_AIM_
Among the lines below, list those containing the string "Emilia".

Stored items from a collection
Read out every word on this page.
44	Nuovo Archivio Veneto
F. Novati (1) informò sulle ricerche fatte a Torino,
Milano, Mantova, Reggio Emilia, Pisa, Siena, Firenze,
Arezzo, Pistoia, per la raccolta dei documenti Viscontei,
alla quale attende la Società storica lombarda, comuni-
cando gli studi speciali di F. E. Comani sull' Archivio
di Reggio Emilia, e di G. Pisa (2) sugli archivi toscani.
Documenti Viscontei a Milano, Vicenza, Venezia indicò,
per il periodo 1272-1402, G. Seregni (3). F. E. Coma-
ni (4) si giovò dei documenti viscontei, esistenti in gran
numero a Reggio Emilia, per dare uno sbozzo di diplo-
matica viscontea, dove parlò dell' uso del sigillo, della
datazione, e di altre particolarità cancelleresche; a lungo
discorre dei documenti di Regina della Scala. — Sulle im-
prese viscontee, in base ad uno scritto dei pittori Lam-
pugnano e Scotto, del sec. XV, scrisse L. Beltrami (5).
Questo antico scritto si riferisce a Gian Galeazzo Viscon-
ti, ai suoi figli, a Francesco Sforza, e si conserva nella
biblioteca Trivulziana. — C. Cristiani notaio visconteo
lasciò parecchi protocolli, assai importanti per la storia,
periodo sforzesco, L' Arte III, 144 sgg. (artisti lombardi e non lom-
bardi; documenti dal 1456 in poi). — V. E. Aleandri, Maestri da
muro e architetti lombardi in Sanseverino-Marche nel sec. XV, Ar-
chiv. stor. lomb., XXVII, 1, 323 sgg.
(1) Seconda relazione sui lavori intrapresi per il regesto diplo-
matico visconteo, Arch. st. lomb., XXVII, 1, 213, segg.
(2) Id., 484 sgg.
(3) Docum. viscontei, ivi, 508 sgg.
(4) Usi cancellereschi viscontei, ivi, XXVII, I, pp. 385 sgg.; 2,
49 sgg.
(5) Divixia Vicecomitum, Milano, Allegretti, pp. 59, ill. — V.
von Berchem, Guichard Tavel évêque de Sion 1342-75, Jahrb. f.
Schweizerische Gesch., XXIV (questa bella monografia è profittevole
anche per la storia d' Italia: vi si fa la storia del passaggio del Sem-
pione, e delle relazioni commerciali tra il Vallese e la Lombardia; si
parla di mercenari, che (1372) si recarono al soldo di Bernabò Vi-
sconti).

_SOLUTION TO THE PROBLEM_
Milano, Mantova, Reggio Emilia, Pisa, Siena, Firenze,
di Reggio Emilia, e di G. Pisa (2) sugli archivi toscani.
numero a Reggio Emilia, per dare uno sbozzo di diplo-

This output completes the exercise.